--- Extrait du document ---

La loi Avenir professionnel a transformé le paysage de l’alternance. Elle permet notamment aux entreprises de combler leur manque de main-d’œuvre en les autorisant à ouvrir leur propre centre de formation des apprentis. Une mesure inédite qui suscite un vif intérêt, mais également certaines inquiétudes.

C’était l’un des grands chantiers promis par Muriel Pénicaud : la refonte de l’apprentissage. Objectif initial ? Lever les barrières empêchant aux jeunes d’accéder à l’apprentissage, "l’un des meilleurs tremplins vers l’emploi", selon le gouvernement qui, dès 2018, diffuse les vingt grandes mesures de la réforme : augmentation de la rémunération des apprentis, diffusion d’une information transparente sur les formations, ouverture de l’apprentissage aux jeunes jusqu’à 30 ans (et non plus 26 ans), embauche ouverte tout au long de l’année… Mais aussi, la possibilité pour les centres de formation des apprentis (CFA) de "développer rapidement et sans limite administrative les formations correspondant aux besoins en compétences des entreprises". Des mesures définitivement adoptées dans le cadre de la loi "pour la liberté de choisir son avenir professionnel" du 5 septembre 2018. "La loi a débloqué les règles qui bridaient l’apprentissage", assurait la ministre du Travail, en février dernier, avant de présenter les chiffres de l’apprentissage pour l’année 2019. Muriel Pénicaud a d’ailleurs souligné un "boom" de l’apprentissage sur l’année 2019 et une augmentation de + 30 % du nombre d’apprentis par rapport à 2018.

La colère des régions

Une déclaration qui a provoqué l’ire de Régions de France, l’institution chargée de représenter et de défendre les intérêts des régions. Dans un communiqué du 10 décembre 2019, elle rappelle que les régions disposaient de la compétence de la formation professionnelle ainsi que des politiques d’apprentissage depuis l’application des toutes premières lois de décentralisation. Compétence à la fois importante et symbolique. Si bien que les discussions au Parlement ont donné lieu à un bras de fer d’une ampleur inédite entre le pouvoir centralisé et les collectivités. Si les régions ont à l’évidence perdu la bataille, elles campent toujours sur leur position, n’hésitant pas à dénoncer "les mensonges" de la ministre du Travail : "Elle s’attribue les bons chiffres de l’apprentissage en oubliant une donnée essentielle : la loi pour la liberté de choisir son avenir professionnel, qu’elle a elle-même fait voter, ne retire la compétence apprentissage aux régions que le 1er janvier 2020. Tous les résultats enregistrés jusqu’à cette date sont donc le fruit des politiques actives menées par les régions qui ont su redynamiser et promouvoir cette voie de formation alternative au système scolaire classique." Accusant la réforme de favoriser l’apprentissage dans l’enseignement supérieur − et non au niveau infra-bac −, l’institution estime que la nouvelle loi fait peser un risque majeur sur le système d’apprentissage. "Les 554 intentions de création d’un CFA se heurteront à la réalité du terrain, avec des fermetures ou des restructurations de très nombreux CFA", alarme Régions de France, évoquant directement les CFA interprofessionnels, ceux en zones rurales ou encore ceux qui forment aux métiers rares. L’institution craint aussi que certains secteurs se trouvent en difficulté dès l’année 2020 et sollicitent alors l’aide des régions. Mais celles-ci l’annoncent : elles n’auront plus les moyens de leur apporter leur soutien.

--- Contenu des données ---

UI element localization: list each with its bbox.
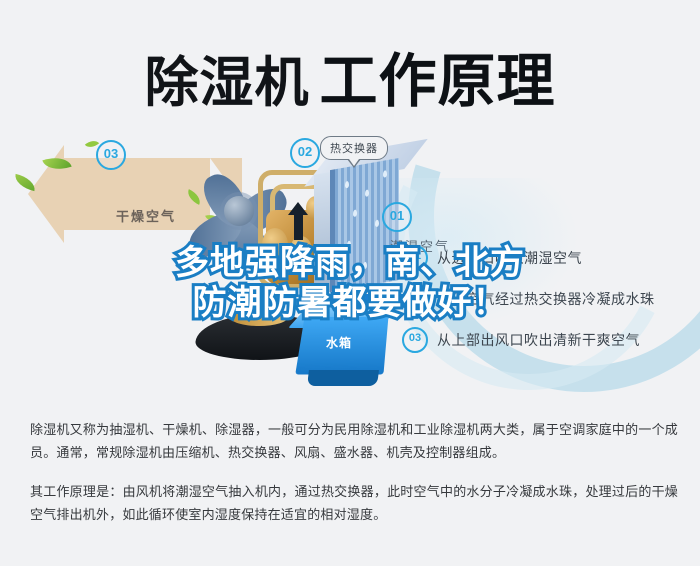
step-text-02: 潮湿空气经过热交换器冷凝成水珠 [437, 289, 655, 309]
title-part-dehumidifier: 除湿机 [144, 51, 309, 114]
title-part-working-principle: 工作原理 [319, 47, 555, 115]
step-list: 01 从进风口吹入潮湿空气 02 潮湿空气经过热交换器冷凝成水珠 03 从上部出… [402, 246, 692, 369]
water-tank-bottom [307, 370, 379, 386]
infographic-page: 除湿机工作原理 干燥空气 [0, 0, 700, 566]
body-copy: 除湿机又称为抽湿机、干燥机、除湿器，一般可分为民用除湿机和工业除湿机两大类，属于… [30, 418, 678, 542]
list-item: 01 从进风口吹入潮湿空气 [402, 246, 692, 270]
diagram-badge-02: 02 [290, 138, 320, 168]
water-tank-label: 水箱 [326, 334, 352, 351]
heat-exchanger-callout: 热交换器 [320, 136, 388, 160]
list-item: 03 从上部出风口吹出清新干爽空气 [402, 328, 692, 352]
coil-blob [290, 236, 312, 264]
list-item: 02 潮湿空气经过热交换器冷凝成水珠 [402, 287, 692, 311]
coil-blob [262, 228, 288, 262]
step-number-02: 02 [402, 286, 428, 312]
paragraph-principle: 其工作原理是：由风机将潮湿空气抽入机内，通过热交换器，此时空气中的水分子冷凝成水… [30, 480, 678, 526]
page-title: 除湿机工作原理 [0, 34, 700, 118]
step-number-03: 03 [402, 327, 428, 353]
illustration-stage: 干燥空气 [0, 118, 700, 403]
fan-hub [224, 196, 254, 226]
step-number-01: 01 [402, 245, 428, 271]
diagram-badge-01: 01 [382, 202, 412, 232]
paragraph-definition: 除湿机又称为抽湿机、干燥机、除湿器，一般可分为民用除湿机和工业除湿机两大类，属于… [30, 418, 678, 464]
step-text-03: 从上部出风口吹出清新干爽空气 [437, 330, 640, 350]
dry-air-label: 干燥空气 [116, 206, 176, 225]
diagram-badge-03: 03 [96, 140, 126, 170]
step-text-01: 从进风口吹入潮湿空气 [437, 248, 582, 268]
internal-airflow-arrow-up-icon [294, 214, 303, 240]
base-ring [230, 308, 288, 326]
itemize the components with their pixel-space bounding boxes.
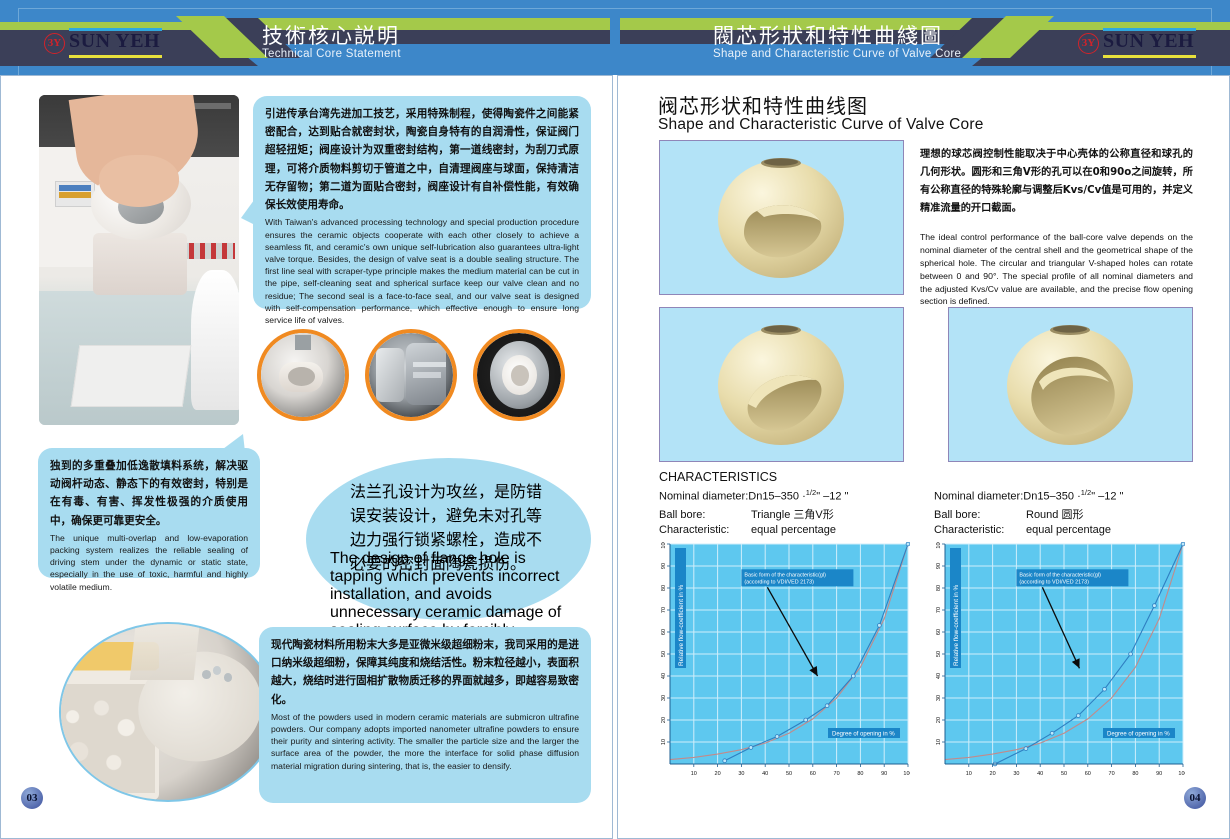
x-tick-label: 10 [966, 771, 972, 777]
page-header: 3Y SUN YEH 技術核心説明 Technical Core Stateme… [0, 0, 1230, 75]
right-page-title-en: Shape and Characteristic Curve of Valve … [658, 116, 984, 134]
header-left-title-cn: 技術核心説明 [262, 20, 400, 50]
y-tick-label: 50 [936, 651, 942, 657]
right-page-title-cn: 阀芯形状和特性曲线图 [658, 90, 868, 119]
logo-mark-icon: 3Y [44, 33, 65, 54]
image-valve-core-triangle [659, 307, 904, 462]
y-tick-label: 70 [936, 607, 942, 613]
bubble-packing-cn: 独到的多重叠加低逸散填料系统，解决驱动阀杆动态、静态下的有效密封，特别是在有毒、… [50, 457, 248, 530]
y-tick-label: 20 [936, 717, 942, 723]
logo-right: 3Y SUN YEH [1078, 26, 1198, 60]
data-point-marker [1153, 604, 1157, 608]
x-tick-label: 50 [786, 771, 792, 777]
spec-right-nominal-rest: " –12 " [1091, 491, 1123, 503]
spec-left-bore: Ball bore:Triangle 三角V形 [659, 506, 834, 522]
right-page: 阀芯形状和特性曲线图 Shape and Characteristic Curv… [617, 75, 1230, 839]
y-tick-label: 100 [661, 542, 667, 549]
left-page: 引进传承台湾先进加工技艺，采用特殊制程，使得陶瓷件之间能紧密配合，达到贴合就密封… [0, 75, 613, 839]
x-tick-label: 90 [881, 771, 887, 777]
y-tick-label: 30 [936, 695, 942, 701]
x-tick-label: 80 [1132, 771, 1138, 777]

---

Consignes:
1. D'après l'article sur la réforme de l'apprentissage, jusqu'à quel âge les jeunes peuvent-ils désormais entrer en apprentissage ?
2. Poursuivez l'article sur la réforme de l'apprentissage à la suite de sa dernière phrase, s'il vous plaît.
Ces lignes ne servent pas pour le travail demandé.

Réponses par consigne:
1. Jusqu'à 30 ans.

2.
Viser des métiers émergents

Du côté des entreprises en revanche, l’accueil est tout autre. À l’annonce du projet de loi, un grand nombre d’entre elles ont manifesté leur enthousiasme, percevant derrière cette réforme la possibilité de lutter contre le manque de main-d’œuvre. Mais aussi de recruter de façon plus efficace. Dès le mois de mars 2019, à l’occasion de la présentation du dispositif par les équipes de la rue de Grenelle, une trentaine de sociétés se sont ainsi dites prêtes à s’investir dans cette formation et à créer leur propre centre. Comment ? En répondant simplement à une exigence principale : viser des métiers émergents ou en forte évolution. La loi prévoit une procédure simplifiée pour mettre en place un CFA. Plus besoin d’obtenir une autorisation de la région. Le ministère du Travail précise toutefois que les apprentis ne devront pas se détourner de l’enseignement général. Les entreprises souhaitant ouvrir un CFA auront donc l’obligation de prévoir un projet pédagogique global.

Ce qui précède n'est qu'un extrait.